_Raw records_
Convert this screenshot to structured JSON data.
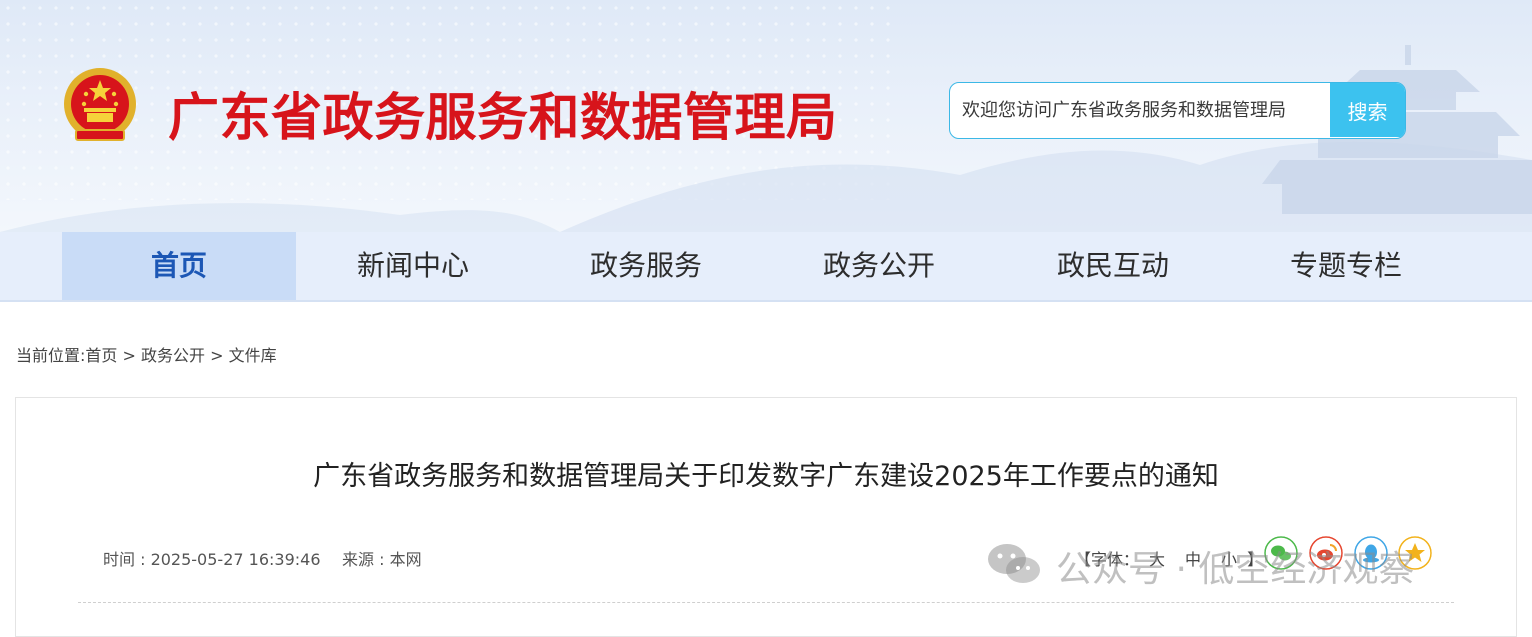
{
  "header": {
    "site_title": "广东省政务服务和数据管理局",
    "search": {
      "placeholder": "欢迎您访问广东省政务服务和数据管理局",
      "button_label": "搜索"
    }
  },
  "nav": {
    "items": [
      {
        "label": "首页",
        "active": true
      },
      {
        "label": "新闻中心",
        "active": false
      },
      {
        "label": "政务服务",
        "active": false
      },
      {
        "label": "政务公开",
        "active": false
      },
      {
        "label": "政民互动",
        "active": false
      },
      {
        "label": "专题专栏",
        "active": false
      }
    ]
  },
  "breadcrumb": {
    "prefix": "当前位置:",
    "items": [
      "首页",
      "政务公开",
      "文件库"
    ],
    "separator": " > "
  },
  "article": {
    "title": "广东省政务服务和数据管理局关于印发数字广东建设2025年工作要点的通知",
    "time_text": "时间 : 2025-05-27 16:39:46",
    "source_text": "来源 : 本网",
    "font_size_open": "【字体：",
    "font_size_options": [
      "大",
      "中",
      "小"
    ],
    "font_size_close": "】"
  },
  "share": {
    "icons": [
      "wechat-icon",
      "weibo-icon",
      "qq-icon",
      "qzone-icon"
    ]
  },
  "watermark": {
    "text": "公众号 · 低空经济观察"
  },
  "colors": {
    "title_red": "#d7141b",
    "search_blue": "#3cc2ef",
    "nav_bg": "#e6eefb",
    "nav_active_bg": "#c9dcf7",
    "nav_active_text": "#1c57b5",
    "share_wechat": "#4cb94a",
    "share_weibo": "#e6462f",
    "share_qq": "#3fa6e6",
    "share_qzone": "#f2b21b"
  }
}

_Exercise aim_
Reproduce every line above as written, skipping pictures.

_Solution for this task_
Convert this screenshot to structured JSON data.
{
  "header": {
    "site_title": "广东省政务服务和数据管理局",
    "search": {
      "placeholder": "欢迎您访问广东省政务服务和数据管理局",
      "button_label": "搜索"
    }
  },
  "nav": {
    "items": [
      {
        "label": "首页",
        "active": true
      },
      {
        "label": "新闻中心",
        "active": false
      },
      {
        "label": "政务服务",
        "active": false
      },
      {
        "label": "政务公开",
        "active": false
      },
      {
        "label": "政民互动",
        "active": false
      },
      {
        "label": "专题专栏",
        "active": false
      }
    ]
  },
  "breadcrumb": {
    "prefix": "当前位置:",
    "items": [
      "首页",
      "政务公开",
      "文件库"
    ],
    "separator": " > "
  },
  "article": {
    "title": "广东省政务服务和数据管理局关于印发数字广东建设2025年工作要点的通知",
    "time_text": "时间 : 2025-05-27 16:39:46",
    "source_text": "来源 : 本网",
    "font_size_open": "【字体：",
    "font_size_options": [
      "大",
      "中",
      "小"
    ],
    "font_size_close": "】"
  },
  "share": {
    "icons": [
      "wechat-icon",
      "weibo-icon",
      "qq-icon",
      "qzone-icon"
    ]
  },
  "watermark": {
    "text": "公众号 · 低空经济观察"
  },
  "colors": {
    "title_red": "#d7141b",
    "search_blue": "#3cc2ef",
    "nav_bg": "#e6eefb",
    "nav_active_bg": "#c9dcf7",
    "nav_active_text": "#1c57b5",
    "share_wechat": "#4cb94a",
    "share_weibo": "#e6462f",
    "share_qq": "#3fa6e6",
    "share_qzone": "#f2b21b"
  }
}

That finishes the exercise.